◆ Exercise goal ◆
From the entries below, report how many lines contain the string "shortcut". Give only that number.

(Data listing)
☆ ☆ ☆
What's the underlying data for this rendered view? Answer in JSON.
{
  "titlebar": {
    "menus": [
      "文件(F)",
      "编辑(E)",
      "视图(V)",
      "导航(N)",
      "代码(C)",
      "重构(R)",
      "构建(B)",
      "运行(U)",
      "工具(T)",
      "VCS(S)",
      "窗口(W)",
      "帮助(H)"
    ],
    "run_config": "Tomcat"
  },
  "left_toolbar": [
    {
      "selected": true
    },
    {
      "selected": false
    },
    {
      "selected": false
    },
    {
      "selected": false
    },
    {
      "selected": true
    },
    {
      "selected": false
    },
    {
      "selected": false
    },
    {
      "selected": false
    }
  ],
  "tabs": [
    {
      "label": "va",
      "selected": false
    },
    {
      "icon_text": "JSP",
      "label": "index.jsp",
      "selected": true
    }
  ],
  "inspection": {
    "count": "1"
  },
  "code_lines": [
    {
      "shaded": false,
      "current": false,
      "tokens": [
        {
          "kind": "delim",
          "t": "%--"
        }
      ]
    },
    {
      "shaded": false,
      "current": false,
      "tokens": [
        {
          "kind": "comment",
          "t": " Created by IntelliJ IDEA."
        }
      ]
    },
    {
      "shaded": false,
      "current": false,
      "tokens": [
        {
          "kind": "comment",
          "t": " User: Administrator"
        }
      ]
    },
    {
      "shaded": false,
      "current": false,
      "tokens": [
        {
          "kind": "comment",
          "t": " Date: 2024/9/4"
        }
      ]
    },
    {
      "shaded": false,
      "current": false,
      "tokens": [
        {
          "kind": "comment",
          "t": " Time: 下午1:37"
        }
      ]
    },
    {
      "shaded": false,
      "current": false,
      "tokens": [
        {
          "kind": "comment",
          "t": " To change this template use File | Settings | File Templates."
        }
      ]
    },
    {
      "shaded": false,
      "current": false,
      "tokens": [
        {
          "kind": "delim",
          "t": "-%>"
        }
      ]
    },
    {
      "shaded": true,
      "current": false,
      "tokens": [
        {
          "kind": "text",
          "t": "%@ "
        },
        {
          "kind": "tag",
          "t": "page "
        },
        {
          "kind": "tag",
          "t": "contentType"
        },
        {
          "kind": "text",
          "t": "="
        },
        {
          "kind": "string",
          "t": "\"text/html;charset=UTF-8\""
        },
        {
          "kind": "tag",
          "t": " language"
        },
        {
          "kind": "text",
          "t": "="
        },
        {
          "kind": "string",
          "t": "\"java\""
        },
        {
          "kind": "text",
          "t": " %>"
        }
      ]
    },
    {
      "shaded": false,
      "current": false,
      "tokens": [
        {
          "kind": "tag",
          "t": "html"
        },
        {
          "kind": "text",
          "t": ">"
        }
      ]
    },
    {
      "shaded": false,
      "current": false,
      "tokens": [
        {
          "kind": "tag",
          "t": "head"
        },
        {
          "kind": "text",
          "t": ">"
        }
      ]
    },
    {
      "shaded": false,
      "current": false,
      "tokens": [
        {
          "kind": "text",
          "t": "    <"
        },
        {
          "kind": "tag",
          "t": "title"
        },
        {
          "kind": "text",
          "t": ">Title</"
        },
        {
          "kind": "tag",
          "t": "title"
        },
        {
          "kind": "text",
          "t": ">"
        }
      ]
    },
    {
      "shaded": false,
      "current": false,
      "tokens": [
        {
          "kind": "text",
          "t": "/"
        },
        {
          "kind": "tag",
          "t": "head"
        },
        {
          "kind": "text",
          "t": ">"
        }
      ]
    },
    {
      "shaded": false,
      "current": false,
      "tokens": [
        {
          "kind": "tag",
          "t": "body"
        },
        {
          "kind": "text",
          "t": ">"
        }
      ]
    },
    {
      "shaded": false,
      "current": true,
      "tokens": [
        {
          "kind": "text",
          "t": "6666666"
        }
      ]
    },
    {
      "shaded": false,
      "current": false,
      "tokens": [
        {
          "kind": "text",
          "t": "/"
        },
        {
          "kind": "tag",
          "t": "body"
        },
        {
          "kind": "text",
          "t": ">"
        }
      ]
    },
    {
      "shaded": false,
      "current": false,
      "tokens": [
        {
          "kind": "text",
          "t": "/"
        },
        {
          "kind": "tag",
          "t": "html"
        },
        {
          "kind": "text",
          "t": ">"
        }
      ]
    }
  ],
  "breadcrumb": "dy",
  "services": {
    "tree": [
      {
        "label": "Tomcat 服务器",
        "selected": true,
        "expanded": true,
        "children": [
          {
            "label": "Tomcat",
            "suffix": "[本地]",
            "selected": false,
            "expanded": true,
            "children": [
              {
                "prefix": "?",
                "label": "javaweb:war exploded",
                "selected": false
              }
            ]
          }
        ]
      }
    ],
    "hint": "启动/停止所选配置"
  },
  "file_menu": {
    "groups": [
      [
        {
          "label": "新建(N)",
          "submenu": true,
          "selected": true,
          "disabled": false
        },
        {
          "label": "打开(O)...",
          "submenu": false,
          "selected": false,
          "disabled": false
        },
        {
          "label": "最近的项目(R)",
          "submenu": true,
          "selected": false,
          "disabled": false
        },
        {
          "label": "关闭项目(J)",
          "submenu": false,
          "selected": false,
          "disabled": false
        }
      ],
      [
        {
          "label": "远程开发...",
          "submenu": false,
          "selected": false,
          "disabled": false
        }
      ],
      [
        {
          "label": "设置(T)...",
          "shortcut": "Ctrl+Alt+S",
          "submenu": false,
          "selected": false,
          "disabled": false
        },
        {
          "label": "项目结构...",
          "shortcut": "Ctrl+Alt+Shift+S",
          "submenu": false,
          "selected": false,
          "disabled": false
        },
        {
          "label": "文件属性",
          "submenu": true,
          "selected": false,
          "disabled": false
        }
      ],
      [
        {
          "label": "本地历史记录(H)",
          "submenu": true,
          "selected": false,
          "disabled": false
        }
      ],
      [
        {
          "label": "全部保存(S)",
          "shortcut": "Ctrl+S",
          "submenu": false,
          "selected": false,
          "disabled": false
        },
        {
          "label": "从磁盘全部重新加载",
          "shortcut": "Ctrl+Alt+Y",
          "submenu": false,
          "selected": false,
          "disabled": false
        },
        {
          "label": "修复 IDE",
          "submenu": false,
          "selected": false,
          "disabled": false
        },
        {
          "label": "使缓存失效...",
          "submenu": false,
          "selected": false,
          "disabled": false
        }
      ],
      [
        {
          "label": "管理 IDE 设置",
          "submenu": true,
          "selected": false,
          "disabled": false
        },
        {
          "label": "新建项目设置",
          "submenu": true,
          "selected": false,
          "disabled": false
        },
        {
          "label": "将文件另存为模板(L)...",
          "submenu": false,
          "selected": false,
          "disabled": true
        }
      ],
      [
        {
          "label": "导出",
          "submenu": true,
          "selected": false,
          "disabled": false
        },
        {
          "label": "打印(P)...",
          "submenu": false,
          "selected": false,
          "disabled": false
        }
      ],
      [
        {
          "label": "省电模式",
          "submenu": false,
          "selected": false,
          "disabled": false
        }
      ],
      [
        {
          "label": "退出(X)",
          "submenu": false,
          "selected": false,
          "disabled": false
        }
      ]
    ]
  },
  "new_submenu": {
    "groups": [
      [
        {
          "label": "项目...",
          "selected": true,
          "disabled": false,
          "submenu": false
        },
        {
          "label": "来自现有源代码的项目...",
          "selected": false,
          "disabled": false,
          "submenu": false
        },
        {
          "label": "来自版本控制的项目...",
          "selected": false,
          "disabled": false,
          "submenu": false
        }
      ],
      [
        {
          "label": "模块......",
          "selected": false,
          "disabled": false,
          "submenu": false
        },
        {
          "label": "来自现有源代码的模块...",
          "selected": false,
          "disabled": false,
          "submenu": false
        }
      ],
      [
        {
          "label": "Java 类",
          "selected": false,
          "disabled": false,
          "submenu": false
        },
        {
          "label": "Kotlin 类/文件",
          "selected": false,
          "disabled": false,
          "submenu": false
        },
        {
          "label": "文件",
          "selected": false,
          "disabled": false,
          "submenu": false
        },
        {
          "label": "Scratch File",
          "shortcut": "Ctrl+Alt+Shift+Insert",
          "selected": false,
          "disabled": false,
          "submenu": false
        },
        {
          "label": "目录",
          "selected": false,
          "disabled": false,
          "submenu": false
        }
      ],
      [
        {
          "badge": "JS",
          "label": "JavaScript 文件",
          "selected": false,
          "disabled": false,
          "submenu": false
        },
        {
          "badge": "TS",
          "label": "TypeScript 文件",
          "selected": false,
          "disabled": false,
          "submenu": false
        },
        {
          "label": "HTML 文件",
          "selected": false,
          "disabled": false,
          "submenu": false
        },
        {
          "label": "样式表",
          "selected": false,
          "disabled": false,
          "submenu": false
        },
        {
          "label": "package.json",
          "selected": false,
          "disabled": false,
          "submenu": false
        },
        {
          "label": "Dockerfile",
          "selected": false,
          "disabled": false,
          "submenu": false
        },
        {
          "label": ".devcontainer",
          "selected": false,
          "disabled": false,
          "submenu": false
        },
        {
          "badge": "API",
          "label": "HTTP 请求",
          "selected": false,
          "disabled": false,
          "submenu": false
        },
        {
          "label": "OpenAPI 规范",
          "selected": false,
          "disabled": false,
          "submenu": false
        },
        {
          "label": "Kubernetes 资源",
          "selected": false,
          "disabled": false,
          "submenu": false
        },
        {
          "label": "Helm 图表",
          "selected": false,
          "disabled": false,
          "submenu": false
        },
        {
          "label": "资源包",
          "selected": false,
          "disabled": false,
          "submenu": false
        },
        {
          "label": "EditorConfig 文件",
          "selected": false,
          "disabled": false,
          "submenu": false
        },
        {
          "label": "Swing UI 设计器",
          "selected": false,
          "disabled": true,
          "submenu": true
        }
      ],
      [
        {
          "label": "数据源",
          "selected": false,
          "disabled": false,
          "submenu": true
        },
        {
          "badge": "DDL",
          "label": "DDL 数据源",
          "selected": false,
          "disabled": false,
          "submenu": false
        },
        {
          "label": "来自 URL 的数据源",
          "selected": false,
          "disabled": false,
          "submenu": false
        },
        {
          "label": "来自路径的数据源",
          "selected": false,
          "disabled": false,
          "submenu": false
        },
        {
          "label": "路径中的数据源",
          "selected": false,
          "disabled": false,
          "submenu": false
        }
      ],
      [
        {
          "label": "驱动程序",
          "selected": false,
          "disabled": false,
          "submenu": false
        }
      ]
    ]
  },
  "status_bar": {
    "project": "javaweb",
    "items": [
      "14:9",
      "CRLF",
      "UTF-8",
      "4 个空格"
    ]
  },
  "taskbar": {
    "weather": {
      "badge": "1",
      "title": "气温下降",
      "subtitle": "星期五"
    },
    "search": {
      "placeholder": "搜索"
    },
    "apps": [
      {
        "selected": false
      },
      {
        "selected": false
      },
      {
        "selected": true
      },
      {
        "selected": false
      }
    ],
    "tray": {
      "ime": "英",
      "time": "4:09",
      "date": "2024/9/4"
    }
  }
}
☆ ☆ ☆
◆ Complete output ◆
5